----- RECORDS SUPPLIED

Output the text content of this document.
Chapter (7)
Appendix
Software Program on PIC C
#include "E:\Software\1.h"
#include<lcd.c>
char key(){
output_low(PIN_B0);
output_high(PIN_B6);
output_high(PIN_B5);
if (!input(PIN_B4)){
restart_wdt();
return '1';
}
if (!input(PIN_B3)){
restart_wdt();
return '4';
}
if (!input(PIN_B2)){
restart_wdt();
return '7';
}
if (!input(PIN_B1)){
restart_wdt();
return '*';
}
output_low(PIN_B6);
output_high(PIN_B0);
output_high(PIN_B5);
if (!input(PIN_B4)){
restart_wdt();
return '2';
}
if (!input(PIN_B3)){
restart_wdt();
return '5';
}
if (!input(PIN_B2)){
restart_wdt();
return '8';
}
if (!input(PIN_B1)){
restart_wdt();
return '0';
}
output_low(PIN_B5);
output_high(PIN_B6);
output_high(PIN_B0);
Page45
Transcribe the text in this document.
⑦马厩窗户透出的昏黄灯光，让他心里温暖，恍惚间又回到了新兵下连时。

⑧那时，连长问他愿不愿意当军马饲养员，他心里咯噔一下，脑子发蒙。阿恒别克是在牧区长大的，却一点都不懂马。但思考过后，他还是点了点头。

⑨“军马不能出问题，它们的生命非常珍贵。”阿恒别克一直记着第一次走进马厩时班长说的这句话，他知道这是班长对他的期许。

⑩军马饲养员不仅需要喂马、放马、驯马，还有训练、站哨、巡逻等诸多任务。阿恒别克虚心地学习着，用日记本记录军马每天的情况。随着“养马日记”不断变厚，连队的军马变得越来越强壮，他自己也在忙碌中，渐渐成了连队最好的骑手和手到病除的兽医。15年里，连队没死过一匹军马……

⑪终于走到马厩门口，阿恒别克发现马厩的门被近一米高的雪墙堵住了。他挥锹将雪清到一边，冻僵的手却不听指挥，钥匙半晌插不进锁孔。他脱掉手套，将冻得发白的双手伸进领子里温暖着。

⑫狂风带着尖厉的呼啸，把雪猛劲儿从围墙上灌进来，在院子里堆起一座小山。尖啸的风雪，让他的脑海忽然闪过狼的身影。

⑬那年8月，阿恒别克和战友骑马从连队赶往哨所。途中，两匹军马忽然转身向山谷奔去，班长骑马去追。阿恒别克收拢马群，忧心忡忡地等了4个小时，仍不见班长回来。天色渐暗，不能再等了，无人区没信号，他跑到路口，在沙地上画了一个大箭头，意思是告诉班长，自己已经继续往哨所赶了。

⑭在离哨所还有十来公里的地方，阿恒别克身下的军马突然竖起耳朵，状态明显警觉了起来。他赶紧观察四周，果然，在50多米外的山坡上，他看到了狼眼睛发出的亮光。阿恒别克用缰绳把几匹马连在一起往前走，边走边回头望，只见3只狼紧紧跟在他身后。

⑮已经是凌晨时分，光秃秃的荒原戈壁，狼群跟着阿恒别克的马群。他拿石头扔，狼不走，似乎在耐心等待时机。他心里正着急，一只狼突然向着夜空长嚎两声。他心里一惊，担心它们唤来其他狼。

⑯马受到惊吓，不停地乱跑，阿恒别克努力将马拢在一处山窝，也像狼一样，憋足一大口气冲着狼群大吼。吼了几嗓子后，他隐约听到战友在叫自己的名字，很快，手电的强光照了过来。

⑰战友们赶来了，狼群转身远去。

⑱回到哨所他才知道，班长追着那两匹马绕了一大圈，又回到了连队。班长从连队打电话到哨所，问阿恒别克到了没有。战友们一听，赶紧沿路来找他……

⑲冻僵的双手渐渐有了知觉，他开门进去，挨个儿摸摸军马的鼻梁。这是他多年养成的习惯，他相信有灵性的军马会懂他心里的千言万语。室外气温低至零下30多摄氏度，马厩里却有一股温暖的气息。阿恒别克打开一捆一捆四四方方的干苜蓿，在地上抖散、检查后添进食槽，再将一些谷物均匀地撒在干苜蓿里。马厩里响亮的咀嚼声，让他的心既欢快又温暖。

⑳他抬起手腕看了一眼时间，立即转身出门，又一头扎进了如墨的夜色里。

----------

■ EXERCISE OBJECTIVE
Extract each line of the listing above, copying it word for word.

■ EXPECTED ANSWER
Output the text content of this document.
Chapter (7)
Appendix
Software Program on PIC C
#include "E:\Software\1.h"
#include<lcd.c>
char key(){
output_low(PIN_B0);
output_high(PIN_B6);
output_high(PIN_B5);
if (!input(PIN_B4)){
restart_wdt();
return '1';
}
if (!input(PIN_B3)){
restart_wdt();
return '4';
}
if (!input(PIN_B2)){
restart_wdt();
return '7';
}
if (!input(PIN_B1)){
restart_wdt();
return '*';
}
output_low(PIN_B6);
output_high(PIN_B0);
output_high(PIN_B5);
if (!input(PIN_B4)){
restart_wdt();
return '2';
}
if (!input(PIN_B3)){
restart_wdt();
return '5';
}
if (!input(PIN_B2)){
restart_wdt();
return '8';
}
if (!input(PIN_B1)){
restart_wdt();
return '0';
}
output_low(PIN_B5);
output_high(PIN_B6);
output_high(PIN_B0);
Page45
Transcribe the text in this document.
⑦马厩窗户透出的昏黄灯光，让他心里温暖，恍惚间又回到了新兵下连时。

⑧那时，连长问他愿不愿意当军马饲养员，他心里咯噔一下，脑子发蒙。阿恒别克是在牧区长大的，却一点都不懂马。但思考过后，他还是点了点头。

⑨“军马不能出问题，它们的生命非常珍贵。”阿恒别克一直记着第一次走进马厩时班长说的这句话，他知道这是班长对他的期许。

⑩军马饲养员不仅需要喂马、放马、驯马，还有训练、站哨、巡逻等诸多任务。阿恒别克虚心地学习着，用日记本记录军马每天的情况。随着“养马日记”不断变厚，连队的军马变得越来越强壮，他自己也在忙碌中，渐渐成了连队最好的骑手和手到病除的兽医。15年里，连队没死过一匹军马……

⑪终于走到马厩门口，阿恒别克发现马厩的门被近一米高的雪墙堵住了。他挥锹将雪清到一边，冻僵的手却不听指挥，钥匙半晌插不进锁孔。他脱掉手套，将冻得发白的双手伸进领子里温暖着。

⑫狂风带着尖厉的呼啸，把雪猛劲儿从围墙上灌进来，在院子里堆起一座小山。尖啸的风雪，让他的脑海忽然闪过狼的身影。

⑬那年8月，阿恒别克和战友骑马从连队赶往哨所。途中，两匹军马忽然转身向山谷奔去，班长骑马去追。阿恒别克收拢马群，忧心忡忡地等了4个小时，仍不见班长回来。天色渐暗，不能再等了，无人区没信号，他跑到路口，在沙地上画了一个大箭头，意思是告诉班长，自己已经继续往哨所赶了。

⑭在离哨所还有十来公里的地方，阿恒别克身下的军马突然竖起耳朵，状态明显警觉了起来。他赶紧观察四周，果然，在50多米外的山坡上，他看到了狼眼睛发出的亮光。阿恒别克用缰绳把几匹马连在一起往前走，边走边回头望，只见3只狼紧紧跟在他身后。

⑮已经是凌晨时分，光秃秃的荒原戈壁，狼群跟着阿恒别克的马群。他拿石头扔，狼不走，似乎在耐心等待时机。他心里正着急，一只狼突然向着夜空长嚎两声。他心里一惊，担心它们唤来其他狼。

⑯马受到惊吓，不停地乱跑，阿恒别克努力将马拢在一处山窝，也像狼一样，憋足一大口气冲着狼群大吼。吼了几嗓子后，他隐约听到战友在叫自己的名字，很快，手电的强光照了过来。

⑰战友们赶来了，狼群转身远去。

⑱回到哨所他才知道，班长追着那两匹马绕了一大圈，又回到了连队。班长从连队打电话到哨所，问阿恒别克到了没有。战友们一听，赶紧沿路来找他……

⑲冻僵的双手渐渐有了知觉，他开门进去，挨个儿摸摸军马的鼻梁。这是他多年养成的习惯，他相信有灵性的军马会懂他心里的千言万语。室外气温低至零下30多摄氏度，马厩里却有一股温暖的气息。阿恒别克打开一捆一捆四四方方的干苜蓿，在地上抖散、检查后添进食槽，再将一些谷物均匀地撒在干苜蓿里。马厩里响亮的咀嚼声，让他的心既欢快又温暖。

⑳他抬起手腕看了一眼时间，立即转身出门，又一头扎进了如墨的夜色里。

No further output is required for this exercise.